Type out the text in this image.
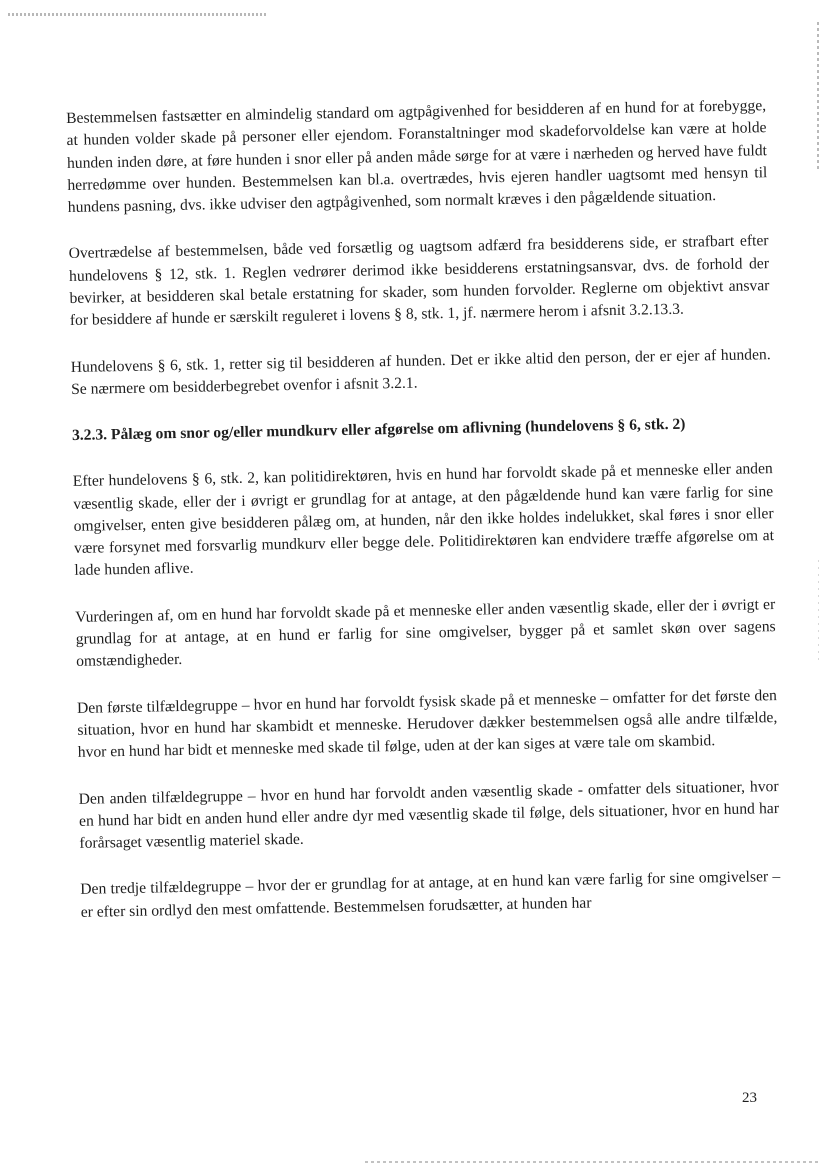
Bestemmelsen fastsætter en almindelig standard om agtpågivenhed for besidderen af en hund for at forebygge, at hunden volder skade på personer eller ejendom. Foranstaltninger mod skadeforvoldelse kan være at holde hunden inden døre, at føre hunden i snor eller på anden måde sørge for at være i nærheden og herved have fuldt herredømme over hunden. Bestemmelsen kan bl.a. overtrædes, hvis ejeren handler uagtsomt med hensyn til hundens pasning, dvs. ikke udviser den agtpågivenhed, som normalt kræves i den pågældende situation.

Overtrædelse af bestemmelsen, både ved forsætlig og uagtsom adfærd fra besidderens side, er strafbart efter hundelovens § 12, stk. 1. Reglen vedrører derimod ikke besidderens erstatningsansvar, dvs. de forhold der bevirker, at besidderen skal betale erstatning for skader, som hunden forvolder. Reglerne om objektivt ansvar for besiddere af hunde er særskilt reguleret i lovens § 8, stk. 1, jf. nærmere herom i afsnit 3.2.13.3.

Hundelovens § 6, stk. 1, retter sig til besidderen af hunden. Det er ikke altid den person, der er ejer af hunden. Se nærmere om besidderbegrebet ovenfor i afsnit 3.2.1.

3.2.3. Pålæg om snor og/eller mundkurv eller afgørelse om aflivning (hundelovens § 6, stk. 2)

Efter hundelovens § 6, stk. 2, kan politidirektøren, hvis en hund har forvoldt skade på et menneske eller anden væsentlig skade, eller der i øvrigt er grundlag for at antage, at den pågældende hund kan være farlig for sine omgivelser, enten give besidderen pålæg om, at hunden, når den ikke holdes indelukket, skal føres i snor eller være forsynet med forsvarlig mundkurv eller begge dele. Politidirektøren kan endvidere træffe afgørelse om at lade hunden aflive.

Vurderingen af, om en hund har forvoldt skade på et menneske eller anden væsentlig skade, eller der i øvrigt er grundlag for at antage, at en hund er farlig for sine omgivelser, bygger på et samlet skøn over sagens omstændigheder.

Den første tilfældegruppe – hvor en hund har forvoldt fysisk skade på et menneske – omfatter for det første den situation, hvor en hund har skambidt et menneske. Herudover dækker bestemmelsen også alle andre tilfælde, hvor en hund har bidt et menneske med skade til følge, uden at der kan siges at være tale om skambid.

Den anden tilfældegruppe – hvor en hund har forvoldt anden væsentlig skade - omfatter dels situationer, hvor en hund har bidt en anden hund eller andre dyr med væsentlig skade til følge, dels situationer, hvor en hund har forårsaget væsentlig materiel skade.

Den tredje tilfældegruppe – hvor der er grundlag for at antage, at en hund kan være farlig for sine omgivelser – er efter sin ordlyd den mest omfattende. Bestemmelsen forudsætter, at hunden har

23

● ● ● ● ● ● ●

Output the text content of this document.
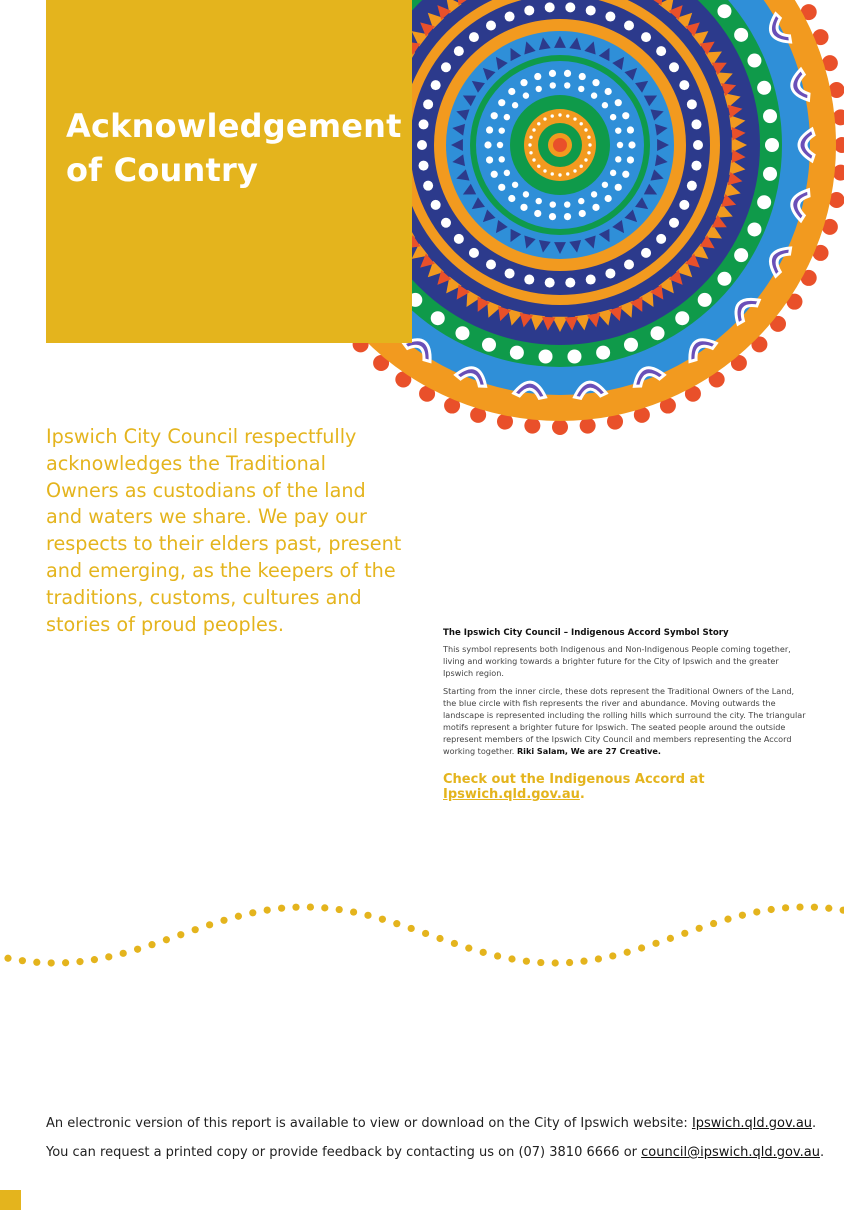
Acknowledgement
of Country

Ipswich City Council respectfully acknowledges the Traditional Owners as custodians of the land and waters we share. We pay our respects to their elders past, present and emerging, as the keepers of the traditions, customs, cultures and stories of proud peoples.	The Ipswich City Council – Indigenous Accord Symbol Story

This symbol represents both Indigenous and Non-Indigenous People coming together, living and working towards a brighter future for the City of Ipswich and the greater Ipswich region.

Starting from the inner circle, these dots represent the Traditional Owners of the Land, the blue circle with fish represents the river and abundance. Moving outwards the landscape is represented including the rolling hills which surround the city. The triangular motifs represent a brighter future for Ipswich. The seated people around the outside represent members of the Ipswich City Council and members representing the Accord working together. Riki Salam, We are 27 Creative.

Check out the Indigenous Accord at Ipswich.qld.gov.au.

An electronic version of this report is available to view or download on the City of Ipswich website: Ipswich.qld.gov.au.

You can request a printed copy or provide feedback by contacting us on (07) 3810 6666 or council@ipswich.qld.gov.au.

● ● ● ● ● ● ●

> _Aim of the exercise_
From the data, collect all lines where the string "tilfældegruppe" appears.

> _Exercise answer_
Den første tilfældegruppe – hvor en hund har forvoldt fysisk skade på et menneske – omfatter for det første den situation, hvor en hund har skambidt et menneske. Herudover dækker bestemmelsen også alle andre tilfælde, hvor en hund har bidt et menneske med skade til følge, uden at der kan siges at være tale om skambid.
Den anden tilfældegruppe – hvor en hund har forvoldt anden væsentlig skade - omfatter dels situationer, hvor en hund har bidt en anden hund eller andre dyr med væsentlig skade til følge, dels situationer, hvor en hund har forårsaget væsentlig materiel skade.
Den tredje tilfældegruppe – hvor der er grundlag for at antage, at en hund kan være farlig for sine omgivelser – er efter sin ordlyd den mest omfattende. Bestemmelsen forudsætter, at hunden har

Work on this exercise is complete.